*DATA EXCERPTS:*
____

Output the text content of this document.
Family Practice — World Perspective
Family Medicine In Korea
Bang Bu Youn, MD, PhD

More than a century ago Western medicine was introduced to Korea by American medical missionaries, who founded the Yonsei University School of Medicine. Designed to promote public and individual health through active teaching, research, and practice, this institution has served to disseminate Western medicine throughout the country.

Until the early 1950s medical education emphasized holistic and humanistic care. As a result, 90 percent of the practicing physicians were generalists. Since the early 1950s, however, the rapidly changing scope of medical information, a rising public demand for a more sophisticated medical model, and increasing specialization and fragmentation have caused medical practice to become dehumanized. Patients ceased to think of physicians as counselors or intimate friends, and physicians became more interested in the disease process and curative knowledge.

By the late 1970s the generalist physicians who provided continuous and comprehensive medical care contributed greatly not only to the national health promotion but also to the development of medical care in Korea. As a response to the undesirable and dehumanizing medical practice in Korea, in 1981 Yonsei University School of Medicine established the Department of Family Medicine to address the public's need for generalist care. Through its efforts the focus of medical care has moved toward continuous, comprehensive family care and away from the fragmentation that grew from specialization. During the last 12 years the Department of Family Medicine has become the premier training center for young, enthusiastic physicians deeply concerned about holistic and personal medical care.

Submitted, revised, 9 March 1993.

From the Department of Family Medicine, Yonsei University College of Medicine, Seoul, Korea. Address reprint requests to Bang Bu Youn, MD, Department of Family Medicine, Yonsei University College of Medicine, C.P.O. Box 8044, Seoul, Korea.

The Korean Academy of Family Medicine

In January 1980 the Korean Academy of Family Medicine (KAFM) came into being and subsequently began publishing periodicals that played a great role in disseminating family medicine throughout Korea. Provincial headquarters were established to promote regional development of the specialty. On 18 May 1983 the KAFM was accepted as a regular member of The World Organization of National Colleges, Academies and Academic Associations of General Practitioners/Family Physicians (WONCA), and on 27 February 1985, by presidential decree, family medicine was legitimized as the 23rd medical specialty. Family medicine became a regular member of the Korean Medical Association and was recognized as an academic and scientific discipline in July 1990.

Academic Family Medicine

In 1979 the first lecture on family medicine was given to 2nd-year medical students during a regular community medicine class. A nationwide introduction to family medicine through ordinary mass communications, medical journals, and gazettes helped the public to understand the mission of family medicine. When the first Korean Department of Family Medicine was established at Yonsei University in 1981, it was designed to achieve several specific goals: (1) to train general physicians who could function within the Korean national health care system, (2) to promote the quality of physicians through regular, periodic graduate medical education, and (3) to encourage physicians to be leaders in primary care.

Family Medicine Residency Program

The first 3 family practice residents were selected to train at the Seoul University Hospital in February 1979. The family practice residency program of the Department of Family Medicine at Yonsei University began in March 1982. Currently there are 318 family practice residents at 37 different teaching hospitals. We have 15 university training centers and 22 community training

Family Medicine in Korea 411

____

*EXERCISE DIRECTIONS:* Should a line in the material contain "this", copy it.

*WRITTEN REPLY:*
Output the text content of this document.
More than a century ago Western medicine was introduced to Korea by American medical missionaries, who founded the Yonsei University School of Medicine. Designed to promote public and individual health through active teaching, research, and practice, this institution has served to disseminate Western medicine throughout the country.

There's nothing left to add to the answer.